:: To do ::
Which lines in the items below contain the word "бургеры"? Copy each of those lines in full.

:: Provided material ::

┄┄┄┄┄┄┄┄┄┄

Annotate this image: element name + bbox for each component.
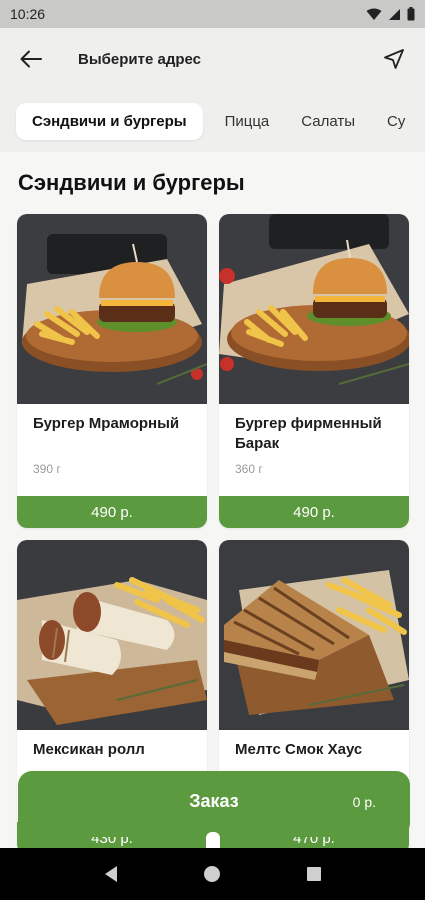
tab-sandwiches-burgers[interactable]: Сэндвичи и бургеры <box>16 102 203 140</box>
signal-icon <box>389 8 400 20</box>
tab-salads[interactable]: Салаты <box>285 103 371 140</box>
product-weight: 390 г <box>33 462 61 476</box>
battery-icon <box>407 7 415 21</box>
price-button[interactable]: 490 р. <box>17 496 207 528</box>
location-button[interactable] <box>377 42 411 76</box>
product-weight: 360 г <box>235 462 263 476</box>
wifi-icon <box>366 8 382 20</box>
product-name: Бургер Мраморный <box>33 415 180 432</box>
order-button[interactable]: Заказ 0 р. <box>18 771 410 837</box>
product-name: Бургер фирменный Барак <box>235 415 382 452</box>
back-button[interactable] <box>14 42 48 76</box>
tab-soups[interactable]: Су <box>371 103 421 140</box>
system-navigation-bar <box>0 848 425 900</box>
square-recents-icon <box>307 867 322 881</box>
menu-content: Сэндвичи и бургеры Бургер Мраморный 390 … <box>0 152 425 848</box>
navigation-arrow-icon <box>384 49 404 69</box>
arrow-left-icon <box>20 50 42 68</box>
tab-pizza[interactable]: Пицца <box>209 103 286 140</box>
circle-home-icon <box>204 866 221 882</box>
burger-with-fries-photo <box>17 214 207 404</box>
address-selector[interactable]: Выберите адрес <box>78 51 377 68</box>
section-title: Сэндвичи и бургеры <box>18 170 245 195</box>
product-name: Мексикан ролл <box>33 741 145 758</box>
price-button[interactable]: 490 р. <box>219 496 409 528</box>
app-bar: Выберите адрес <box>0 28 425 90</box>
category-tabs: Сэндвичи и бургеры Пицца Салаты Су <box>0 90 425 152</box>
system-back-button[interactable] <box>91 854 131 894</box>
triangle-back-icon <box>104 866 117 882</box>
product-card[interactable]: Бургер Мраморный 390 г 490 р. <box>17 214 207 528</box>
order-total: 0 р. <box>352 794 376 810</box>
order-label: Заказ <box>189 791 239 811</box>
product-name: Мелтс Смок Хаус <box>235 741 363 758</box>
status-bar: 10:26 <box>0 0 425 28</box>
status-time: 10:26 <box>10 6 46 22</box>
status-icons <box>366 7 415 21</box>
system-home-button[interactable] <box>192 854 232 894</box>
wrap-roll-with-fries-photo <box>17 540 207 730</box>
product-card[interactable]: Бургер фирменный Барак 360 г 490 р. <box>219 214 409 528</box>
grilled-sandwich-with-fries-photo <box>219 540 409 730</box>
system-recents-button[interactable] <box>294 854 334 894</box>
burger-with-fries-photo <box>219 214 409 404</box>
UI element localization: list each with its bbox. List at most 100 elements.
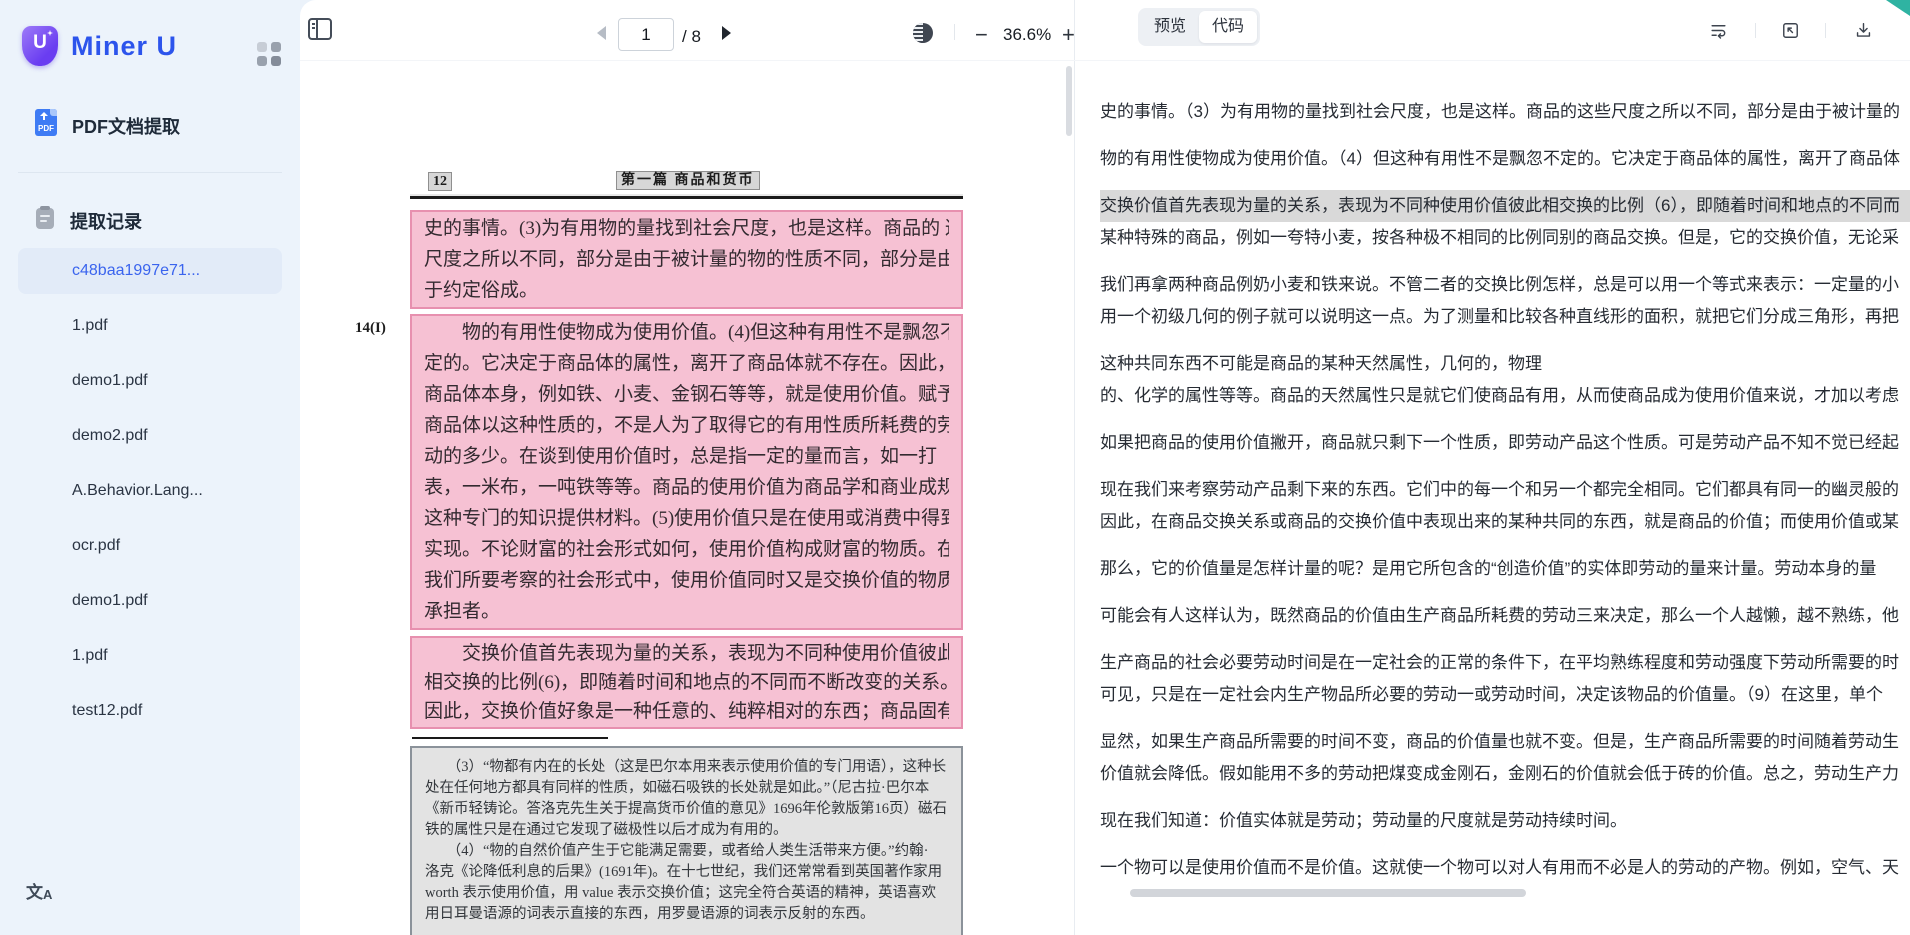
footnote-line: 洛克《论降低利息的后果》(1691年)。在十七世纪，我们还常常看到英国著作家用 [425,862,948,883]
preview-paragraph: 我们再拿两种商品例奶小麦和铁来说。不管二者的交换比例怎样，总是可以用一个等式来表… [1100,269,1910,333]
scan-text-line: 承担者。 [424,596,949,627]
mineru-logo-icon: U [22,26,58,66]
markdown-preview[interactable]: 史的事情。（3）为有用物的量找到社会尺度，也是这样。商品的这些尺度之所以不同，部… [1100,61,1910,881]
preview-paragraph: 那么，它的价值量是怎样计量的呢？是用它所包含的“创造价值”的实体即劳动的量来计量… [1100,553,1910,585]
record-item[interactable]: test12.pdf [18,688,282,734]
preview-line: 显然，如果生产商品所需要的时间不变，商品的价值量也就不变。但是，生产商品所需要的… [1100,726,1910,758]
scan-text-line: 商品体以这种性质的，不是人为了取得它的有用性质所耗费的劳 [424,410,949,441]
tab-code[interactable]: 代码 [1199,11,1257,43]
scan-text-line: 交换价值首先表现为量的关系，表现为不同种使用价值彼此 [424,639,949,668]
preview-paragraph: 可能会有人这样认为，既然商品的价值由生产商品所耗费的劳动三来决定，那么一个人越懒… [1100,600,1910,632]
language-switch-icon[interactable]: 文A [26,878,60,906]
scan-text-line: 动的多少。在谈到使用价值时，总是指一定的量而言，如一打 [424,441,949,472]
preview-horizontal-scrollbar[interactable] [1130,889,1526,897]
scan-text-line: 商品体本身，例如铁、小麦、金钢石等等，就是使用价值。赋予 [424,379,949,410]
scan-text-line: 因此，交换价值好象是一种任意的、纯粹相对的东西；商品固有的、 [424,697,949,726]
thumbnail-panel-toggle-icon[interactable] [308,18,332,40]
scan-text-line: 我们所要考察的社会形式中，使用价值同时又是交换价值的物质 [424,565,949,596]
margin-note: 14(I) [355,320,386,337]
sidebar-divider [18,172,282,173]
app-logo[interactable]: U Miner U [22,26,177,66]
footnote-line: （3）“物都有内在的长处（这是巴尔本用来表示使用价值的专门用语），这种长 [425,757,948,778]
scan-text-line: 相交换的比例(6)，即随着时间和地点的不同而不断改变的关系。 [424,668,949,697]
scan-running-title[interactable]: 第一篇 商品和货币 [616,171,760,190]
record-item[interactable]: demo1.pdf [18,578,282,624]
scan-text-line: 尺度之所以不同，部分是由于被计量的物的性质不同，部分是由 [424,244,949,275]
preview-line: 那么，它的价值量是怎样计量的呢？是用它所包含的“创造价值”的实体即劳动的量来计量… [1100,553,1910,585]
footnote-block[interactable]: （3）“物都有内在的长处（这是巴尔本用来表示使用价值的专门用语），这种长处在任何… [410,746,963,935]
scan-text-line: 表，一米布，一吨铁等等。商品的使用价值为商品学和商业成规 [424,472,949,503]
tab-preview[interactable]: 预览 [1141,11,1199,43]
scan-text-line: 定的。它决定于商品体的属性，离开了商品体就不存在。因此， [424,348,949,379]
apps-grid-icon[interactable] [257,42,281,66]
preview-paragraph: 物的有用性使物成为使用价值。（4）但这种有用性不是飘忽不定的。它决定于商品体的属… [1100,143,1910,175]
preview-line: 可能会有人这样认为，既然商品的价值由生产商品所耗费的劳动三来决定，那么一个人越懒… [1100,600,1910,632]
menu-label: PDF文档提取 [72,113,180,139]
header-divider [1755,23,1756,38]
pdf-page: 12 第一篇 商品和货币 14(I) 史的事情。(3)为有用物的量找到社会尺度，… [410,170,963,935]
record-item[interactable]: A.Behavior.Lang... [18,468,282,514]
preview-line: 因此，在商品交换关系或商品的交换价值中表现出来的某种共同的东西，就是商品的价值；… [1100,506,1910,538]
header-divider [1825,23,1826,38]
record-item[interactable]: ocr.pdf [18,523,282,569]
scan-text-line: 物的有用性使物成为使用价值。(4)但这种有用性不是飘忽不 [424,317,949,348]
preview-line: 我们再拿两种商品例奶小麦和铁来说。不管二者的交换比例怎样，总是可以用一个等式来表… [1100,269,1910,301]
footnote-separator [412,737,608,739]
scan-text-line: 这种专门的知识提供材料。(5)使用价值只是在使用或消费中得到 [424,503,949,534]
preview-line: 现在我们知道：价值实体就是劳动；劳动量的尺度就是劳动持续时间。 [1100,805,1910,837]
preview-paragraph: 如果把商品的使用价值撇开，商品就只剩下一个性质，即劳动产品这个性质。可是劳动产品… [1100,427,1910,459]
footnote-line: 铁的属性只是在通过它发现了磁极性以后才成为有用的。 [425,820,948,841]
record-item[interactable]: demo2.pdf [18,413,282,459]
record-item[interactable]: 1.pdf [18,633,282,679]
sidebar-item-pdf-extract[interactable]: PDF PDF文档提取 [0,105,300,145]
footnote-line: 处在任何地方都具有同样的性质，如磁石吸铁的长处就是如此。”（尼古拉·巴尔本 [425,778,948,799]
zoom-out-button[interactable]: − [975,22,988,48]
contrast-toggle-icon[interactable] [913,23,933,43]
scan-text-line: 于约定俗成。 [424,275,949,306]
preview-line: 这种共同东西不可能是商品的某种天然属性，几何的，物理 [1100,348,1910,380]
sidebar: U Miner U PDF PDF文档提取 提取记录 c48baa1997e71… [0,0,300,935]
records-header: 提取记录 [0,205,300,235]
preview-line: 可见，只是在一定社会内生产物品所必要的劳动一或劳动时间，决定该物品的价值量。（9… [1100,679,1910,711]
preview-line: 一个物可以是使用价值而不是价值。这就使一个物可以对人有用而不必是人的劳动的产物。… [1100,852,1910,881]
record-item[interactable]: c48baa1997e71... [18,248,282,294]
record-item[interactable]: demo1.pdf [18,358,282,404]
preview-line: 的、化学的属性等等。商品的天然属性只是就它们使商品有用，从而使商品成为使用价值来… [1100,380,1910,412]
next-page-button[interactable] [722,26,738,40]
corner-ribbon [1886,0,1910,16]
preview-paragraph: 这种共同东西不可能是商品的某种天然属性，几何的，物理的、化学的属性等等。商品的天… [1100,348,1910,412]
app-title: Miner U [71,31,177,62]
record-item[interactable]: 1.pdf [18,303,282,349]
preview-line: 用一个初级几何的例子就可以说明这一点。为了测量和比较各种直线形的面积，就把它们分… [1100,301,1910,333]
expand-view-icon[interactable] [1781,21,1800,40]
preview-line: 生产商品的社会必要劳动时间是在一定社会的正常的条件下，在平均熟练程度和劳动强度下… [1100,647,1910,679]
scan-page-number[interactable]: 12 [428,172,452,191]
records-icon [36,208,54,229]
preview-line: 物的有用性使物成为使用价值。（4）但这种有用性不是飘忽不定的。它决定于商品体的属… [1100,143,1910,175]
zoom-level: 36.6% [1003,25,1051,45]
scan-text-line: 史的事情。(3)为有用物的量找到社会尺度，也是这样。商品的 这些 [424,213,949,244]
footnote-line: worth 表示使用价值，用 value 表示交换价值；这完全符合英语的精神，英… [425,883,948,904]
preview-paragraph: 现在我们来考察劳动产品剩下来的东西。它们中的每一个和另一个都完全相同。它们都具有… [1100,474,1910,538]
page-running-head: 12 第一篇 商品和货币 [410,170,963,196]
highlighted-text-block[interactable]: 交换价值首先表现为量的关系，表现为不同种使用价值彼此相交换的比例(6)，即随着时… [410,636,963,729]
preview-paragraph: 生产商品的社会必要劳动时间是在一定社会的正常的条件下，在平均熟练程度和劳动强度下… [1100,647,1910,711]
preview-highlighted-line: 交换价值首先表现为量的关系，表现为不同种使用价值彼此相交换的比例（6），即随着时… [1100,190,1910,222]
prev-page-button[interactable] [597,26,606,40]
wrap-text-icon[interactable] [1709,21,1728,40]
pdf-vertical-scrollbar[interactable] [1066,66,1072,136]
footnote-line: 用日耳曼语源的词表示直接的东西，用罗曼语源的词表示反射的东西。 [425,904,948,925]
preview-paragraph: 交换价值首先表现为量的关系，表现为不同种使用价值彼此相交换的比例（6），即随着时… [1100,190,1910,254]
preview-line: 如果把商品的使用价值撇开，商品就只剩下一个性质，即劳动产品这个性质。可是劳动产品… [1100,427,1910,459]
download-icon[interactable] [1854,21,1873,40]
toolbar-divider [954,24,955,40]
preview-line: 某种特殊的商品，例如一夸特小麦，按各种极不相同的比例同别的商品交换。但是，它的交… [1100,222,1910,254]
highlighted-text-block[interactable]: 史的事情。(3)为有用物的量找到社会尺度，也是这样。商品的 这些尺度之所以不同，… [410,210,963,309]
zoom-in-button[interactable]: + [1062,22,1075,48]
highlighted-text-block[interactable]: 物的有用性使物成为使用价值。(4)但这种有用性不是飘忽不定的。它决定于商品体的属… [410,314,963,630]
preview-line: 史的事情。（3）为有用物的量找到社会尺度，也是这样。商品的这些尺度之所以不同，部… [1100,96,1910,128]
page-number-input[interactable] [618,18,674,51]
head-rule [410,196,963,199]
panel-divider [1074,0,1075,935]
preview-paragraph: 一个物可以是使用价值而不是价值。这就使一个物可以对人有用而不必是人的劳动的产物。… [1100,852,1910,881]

┄┄┄┄┄┄┄┄┄┄

:: Expected output ::
tab-sandwiches-burgers[interactable]: Сэндвичи и бургеры <box>16 102 203 140</box>
menu-content: Сэндвичи и бургеры Бургер Мраморный 390 … <box>0 152 425 848</box>
section-title: Сэндвичи и бургеры <box>18 170 245 195</box>
category-tabs: Сэндвичи и бургеры Пицца Салаты Су <box>0 90 425 152</box>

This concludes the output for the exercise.